Written exercise:
Set each entry down verbatim, omitting images.
[start Data rows]
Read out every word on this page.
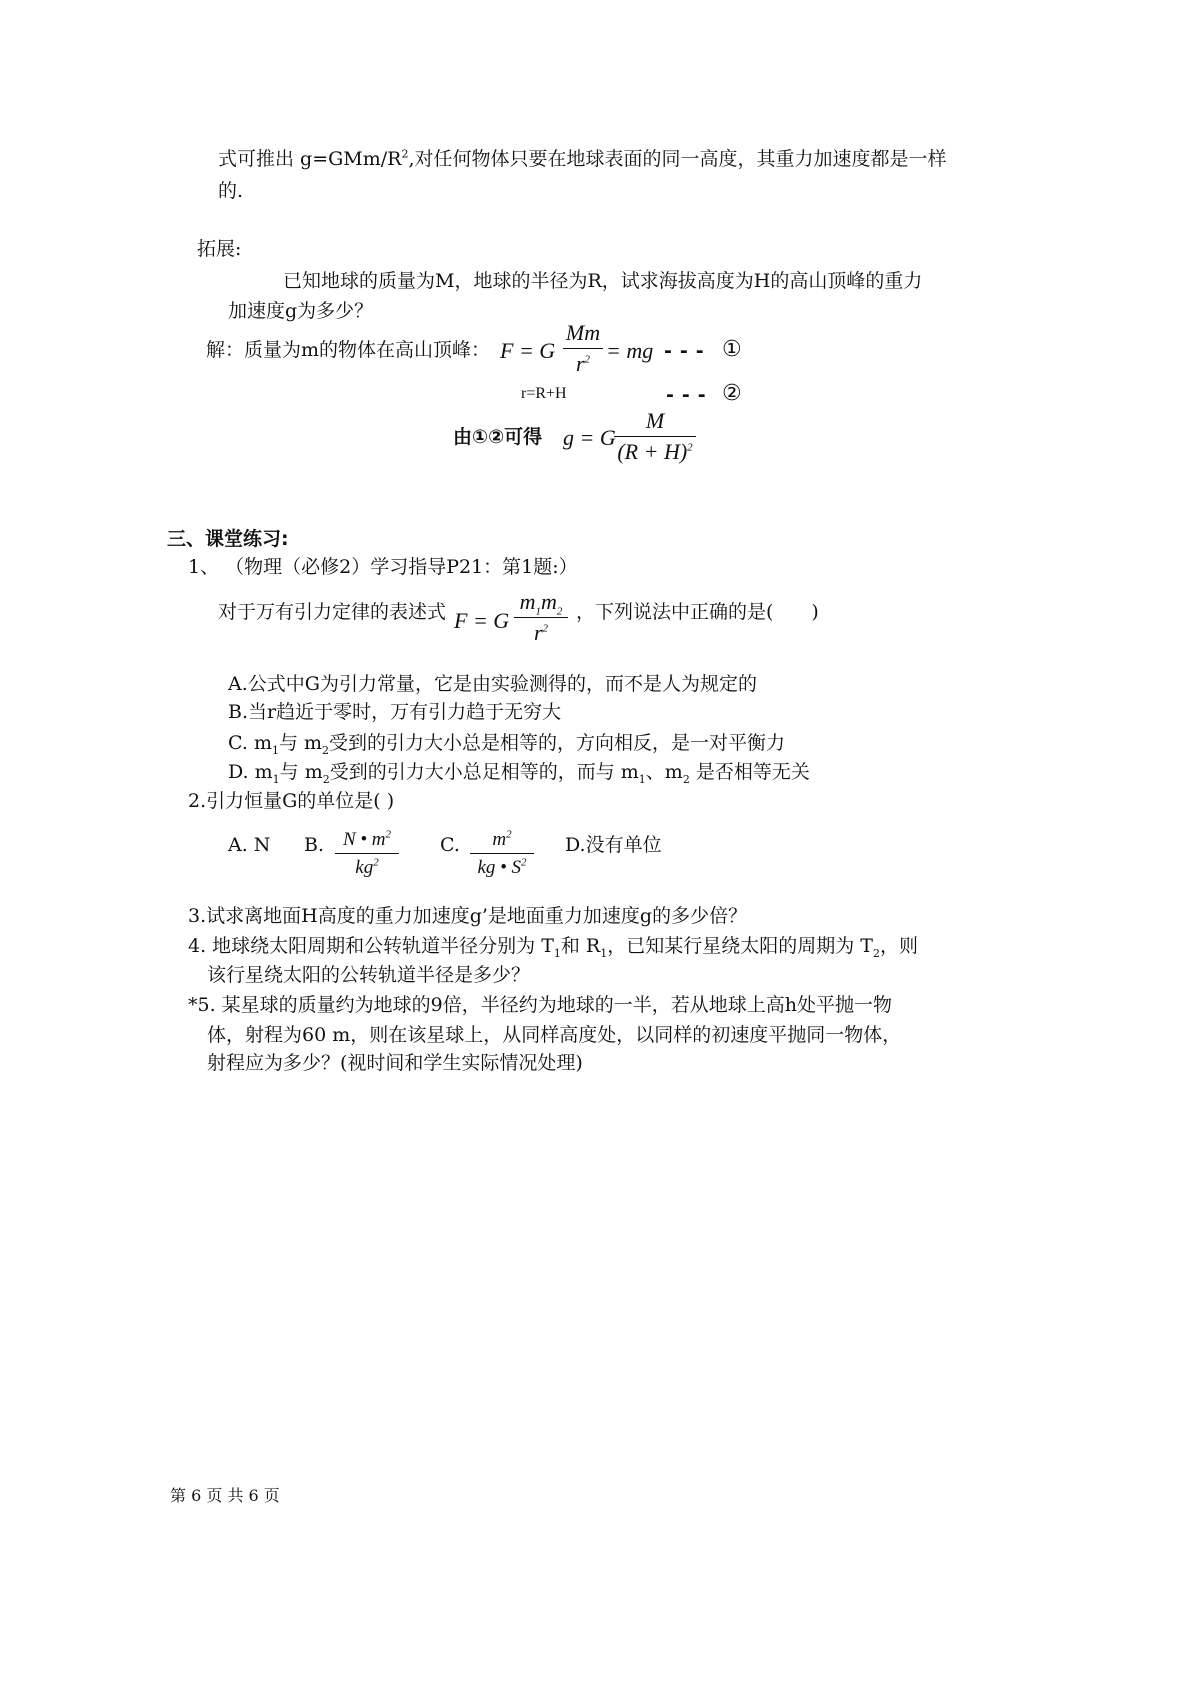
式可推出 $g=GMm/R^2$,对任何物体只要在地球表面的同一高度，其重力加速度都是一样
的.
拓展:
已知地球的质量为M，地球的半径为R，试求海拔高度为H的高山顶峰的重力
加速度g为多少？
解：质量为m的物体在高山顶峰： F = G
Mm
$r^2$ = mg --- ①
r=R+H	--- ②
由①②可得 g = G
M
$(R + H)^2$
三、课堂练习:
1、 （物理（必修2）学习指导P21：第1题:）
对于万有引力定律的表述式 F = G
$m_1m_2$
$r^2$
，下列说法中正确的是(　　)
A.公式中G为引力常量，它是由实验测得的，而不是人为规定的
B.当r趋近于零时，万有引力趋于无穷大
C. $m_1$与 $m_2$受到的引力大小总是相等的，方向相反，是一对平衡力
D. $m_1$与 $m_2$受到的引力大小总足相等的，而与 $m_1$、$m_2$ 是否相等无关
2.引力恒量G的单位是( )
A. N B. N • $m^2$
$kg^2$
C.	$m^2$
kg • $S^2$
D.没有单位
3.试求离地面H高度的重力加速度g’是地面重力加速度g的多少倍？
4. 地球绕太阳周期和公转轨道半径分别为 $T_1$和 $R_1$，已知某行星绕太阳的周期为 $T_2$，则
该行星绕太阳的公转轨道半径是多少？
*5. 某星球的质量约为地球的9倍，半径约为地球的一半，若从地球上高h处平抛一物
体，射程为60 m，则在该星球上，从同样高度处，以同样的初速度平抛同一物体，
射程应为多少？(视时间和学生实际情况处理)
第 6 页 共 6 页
[end Data rows]
Output for this task:
Read out every word on this page.
式可推出 $g=GMm/R^2$,对任何物体只要在地球表面的同一高度，其重力加速度都是一样
的.
拓展:
已知地球的质量为M，地球的半径为R，试求海拔高度为H的高山顶峰的重力
加速度g为多少？
解：质量为m的物体在高山顶峰： F = G
Mm
$r^2$ = mg --- ①
r=R+H	--- ②
由①②可得 g = G
M
$(R + H)^2$
三、课堂练习:
1、 （物理（必修2）学习指导P21：第1题:）
对于万有引力定律的表述式 F = G
$m_1m_2$
$r^2$
，下列说法中正确的是(　　)
A.公式中G为引力常量，它是由实验测得的，而不是人为规定的
B.当r趋近于零时，万有引力趋于无穷大
C. $m_1$与 $m_2$受到的引力大小总是相等的，方向相反，是一对平衡力
D. $m_1$与 $m_2$受到的引力大小总足相等的，而与 $m_1$、$m_2$ 是否相等无关
2.引力恒量G的单位是( )
A. N B. N • $m^2$
$kg^2$
C.	$m^2$
kg • $S^2$
D.没有单位
3.试求离地面H高度的重力加速度g’是地面重力加速度g的多少倍？
4. 地球绕太阳周期和公转轨道半径分别为 $T_1$和 $R_1$，已知某行星绕太阳的周期为 $T_2$，则
该行星绕太阳的公转轨道半径是多少？
*5. 某星球的质量约为地球的9倍，半径约为地球的一半，若从地球上高h处平抛一物
体，射程为60 m，则在该星球上，从同样高度处，以同样的初速度平抛同一物体，
射程应为多少？(视时间和学生实际情况处理)
第 6 页 共 6 页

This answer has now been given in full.